BEGIN TASK MATERIAL
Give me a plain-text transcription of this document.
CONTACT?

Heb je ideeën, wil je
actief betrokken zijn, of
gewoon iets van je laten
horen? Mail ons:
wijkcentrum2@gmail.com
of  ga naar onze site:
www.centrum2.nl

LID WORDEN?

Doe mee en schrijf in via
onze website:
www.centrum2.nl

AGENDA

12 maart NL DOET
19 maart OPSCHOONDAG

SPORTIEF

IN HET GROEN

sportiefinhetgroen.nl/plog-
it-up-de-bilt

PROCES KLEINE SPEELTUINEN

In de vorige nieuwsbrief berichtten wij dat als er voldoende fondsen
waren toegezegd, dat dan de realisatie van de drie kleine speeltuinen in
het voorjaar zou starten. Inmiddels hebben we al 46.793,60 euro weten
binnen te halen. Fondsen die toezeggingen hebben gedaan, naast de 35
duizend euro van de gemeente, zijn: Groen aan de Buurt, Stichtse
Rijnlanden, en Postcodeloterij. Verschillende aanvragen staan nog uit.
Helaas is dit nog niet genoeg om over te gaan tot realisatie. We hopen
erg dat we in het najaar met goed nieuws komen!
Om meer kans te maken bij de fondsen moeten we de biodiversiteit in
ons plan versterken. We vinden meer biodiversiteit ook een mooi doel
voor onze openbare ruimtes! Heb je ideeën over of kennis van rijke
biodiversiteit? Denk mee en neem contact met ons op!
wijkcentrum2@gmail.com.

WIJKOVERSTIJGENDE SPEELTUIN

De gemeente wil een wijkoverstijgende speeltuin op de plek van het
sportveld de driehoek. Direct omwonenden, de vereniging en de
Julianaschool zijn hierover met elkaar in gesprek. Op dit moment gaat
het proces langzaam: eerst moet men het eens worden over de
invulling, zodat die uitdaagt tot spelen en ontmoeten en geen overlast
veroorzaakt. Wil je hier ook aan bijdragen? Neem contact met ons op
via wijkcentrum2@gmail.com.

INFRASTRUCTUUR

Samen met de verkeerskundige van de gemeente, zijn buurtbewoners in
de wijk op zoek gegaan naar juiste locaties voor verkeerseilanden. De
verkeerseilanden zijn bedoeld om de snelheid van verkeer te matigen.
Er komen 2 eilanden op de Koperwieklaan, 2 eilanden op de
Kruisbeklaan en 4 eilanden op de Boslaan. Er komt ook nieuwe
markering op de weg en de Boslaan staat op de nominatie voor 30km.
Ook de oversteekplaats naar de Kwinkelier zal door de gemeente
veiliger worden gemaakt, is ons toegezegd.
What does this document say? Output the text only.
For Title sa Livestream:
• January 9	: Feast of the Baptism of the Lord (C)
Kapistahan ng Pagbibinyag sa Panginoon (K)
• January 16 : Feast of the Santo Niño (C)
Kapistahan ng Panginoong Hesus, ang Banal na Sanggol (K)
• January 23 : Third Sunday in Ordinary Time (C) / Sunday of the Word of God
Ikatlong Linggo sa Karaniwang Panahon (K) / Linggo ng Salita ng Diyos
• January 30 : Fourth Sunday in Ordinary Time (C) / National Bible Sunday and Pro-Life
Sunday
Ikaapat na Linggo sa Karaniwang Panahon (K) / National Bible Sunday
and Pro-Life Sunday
END TASK MATERIAL
* _AIM_: Search the data above for the word "hebben", then gather each line in which it appears.

* _THE OUTPUT_:
het voorjaar zou starten. Inmiddels hebben we al 46.793,60 euro weten
binnen te halen. Fondsen die toezeggingen hebben gedaan, naast de 35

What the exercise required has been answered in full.